What the task asks: Check each line of the records below and collect those holding "value".

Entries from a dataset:
++++

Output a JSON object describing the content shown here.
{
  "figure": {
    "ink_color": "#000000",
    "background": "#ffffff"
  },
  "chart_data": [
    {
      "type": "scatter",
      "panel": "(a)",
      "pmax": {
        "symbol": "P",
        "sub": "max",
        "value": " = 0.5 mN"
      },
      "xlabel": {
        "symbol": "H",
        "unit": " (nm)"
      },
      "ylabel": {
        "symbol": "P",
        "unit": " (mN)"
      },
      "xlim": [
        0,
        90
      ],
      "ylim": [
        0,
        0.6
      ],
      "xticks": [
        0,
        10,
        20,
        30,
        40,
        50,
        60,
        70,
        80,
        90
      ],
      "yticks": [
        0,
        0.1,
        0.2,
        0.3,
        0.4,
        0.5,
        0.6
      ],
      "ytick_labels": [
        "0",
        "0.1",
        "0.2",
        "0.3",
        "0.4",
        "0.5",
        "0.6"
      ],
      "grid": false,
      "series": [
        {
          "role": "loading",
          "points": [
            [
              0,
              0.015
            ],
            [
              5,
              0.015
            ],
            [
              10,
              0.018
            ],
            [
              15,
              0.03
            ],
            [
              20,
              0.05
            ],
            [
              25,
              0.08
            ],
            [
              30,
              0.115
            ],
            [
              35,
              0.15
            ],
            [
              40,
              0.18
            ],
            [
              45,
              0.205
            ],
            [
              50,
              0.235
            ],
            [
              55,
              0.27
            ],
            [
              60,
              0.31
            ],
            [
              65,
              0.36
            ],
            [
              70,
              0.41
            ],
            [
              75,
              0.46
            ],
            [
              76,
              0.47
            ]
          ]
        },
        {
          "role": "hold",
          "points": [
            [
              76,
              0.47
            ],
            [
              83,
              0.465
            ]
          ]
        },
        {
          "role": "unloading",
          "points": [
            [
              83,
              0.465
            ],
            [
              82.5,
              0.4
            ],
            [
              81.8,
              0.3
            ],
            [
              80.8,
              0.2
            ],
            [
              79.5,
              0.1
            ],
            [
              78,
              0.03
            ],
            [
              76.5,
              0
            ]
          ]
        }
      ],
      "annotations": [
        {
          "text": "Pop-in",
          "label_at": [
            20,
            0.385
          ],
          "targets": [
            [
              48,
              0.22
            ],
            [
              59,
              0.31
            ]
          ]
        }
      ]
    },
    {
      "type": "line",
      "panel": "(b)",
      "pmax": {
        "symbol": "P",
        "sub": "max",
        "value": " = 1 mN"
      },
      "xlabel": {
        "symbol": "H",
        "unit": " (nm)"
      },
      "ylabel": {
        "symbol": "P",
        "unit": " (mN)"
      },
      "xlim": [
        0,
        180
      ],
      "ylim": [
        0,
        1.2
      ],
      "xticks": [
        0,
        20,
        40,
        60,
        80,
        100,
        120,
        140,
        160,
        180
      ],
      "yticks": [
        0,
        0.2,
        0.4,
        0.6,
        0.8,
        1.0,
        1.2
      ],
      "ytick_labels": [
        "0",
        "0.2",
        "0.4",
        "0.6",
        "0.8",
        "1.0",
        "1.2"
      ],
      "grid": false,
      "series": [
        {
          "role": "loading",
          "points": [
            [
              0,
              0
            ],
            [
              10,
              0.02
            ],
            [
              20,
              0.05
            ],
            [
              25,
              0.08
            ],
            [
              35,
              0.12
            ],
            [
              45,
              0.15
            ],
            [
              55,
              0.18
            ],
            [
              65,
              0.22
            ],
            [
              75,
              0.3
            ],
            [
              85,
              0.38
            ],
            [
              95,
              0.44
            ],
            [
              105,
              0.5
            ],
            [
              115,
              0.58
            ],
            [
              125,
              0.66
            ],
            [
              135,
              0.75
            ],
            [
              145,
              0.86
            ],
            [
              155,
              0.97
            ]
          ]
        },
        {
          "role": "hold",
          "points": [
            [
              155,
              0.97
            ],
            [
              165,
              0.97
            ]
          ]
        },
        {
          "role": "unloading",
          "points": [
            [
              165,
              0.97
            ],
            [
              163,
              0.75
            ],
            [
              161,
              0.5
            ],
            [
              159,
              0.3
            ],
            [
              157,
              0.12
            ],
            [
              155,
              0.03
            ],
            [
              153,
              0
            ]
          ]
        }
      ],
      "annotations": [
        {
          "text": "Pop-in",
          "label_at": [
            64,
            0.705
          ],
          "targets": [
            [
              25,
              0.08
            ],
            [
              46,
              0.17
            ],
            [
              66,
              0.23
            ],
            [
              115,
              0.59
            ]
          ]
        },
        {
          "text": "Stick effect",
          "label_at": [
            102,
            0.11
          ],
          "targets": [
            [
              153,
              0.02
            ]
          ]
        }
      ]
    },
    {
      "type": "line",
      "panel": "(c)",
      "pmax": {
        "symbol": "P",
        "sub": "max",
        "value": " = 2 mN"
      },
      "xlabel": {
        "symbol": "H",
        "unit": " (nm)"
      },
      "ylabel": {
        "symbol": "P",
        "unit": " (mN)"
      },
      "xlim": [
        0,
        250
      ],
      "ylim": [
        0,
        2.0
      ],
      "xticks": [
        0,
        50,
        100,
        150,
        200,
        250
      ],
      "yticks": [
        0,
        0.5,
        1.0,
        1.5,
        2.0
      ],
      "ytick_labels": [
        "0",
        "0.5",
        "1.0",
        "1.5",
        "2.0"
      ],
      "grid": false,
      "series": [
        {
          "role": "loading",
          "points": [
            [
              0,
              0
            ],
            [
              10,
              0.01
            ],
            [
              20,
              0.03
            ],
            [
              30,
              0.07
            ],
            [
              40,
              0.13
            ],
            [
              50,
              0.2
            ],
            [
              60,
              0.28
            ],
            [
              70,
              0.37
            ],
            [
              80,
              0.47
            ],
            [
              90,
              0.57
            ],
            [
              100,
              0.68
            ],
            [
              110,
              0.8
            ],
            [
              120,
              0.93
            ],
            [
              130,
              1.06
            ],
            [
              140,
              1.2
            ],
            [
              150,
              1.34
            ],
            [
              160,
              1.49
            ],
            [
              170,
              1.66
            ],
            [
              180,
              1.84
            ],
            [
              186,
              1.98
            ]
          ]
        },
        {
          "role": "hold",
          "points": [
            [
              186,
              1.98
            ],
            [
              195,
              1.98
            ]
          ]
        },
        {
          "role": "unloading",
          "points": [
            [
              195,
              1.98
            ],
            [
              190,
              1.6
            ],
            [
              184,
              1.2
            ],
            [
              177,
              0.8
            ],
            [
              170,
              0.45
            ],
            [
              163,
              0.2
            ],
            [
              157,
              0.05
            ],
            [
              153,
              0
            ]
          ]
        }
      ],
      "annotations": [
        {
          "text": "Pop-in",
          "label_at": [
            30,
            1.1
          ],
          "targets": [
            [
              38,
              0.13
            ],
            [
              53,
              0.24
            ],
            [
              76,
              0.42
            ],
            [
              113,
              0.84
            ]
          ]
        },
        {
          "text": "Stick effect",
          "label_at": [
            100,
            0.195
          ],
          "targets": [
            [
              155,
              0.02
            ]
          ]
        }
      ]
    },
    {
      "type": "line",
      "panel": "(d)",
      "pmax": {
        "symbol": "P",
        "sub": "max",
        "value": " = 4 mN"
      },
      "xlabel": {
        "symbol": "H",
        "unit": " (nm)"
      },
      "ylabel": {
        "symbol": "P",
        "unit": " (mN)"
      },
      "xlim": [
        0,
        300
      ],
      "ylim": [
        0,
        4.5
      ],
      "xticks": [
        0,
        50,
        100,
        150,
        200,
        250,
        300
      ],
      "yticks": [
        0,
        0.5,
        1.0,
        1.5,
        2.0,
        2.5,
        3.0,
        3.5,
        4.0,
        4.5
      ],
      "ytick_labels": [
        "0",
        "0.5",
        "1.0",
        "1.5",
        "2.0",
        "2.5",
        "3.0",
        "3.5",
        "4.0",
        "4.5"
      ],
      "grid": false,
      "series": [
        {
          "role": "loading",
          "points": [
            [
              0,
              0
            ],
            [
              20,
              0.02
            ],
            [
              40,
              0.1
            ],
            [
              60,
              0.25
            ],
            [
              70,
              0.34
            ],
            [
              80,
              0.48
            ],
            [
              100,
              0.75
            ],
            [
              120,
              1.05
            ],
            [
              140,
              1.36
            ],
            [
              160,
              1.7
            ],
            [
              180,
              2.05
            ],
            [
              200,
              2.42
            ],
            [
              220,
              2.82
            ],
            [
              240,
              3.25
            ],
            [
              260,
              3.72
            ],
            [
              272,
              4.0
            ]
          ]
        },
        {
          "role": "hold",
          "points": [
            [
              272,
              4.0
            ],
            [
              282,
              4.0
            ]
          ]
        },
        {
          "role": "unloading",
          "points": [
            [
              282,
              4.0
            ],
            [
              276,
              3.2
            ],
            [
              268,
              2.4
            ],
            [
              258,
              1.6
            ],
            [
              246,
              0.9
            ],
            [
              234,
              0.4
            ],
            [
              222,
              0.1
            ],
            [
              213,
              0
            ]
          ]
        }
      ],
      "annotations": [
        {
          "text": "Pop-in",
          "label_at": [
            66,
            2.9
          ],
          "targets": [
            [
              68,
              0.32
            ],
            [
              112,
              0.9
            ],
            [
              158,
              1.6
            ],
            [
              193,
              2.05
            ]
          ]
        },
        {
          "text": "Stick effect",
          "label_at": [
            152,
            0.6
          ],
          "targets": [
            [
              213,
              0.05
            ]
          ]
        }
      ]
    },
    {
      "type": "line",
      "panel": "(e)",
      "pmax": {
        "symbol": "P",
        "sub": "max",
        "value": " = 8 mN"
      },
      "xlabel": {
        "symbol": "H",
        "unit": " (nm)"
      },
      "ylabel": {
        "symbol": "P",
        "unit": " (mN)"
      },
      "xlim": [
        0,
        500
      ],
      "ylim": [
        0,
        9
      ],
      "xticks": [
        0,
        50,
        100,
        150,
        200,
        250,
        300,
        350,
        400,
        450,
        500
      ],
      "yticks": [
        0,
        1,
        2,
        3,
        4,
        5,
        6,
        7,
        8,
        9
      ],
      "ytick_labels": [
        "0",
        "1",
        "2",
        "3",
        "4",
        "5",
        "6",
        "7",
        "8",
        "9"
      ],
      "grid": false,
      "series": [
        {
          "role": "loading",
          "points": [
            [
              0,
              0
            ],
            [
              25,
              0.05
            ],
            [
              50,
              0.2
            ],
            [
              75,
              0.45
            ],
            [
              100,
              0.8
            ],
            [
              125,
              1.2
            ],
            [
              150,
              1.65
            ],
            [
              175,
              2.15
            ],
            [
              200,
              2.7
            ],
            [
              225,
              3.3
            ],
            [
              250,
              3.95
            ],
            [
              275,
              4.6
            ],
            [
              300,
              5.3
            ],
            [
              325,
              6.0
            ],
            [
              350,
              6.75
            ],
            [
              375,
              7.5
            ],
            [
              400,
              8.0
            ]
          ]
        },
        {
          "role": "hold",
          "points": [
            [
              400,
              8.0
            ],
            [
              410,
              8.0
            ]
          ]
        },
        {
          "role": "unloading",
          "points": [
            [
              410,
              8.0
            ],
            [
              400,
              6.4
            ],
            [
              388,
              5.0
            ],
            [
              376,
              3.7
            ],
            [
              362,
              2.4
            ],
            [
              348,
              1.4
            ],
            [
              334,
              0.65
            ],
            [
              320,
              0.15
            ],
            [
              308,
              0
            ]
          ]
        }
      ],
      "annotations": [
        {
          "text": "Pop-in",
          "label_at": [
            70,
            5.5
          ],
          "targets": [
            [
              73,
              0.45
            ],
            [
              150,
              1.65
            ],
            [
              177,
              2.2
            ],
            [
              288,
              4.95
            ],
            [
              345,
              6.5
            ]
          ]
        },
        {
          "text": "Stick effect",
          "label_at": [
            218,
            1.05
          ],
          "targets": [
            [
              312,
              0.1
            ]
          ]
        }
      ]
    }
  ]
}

++++

Finished answer:
        "value": " = 0.5 mN"
        "value": " = 1 mN"
        "value": " = 2 mN"
        "value": " = 4 mN"
        "value": " = 8 mN"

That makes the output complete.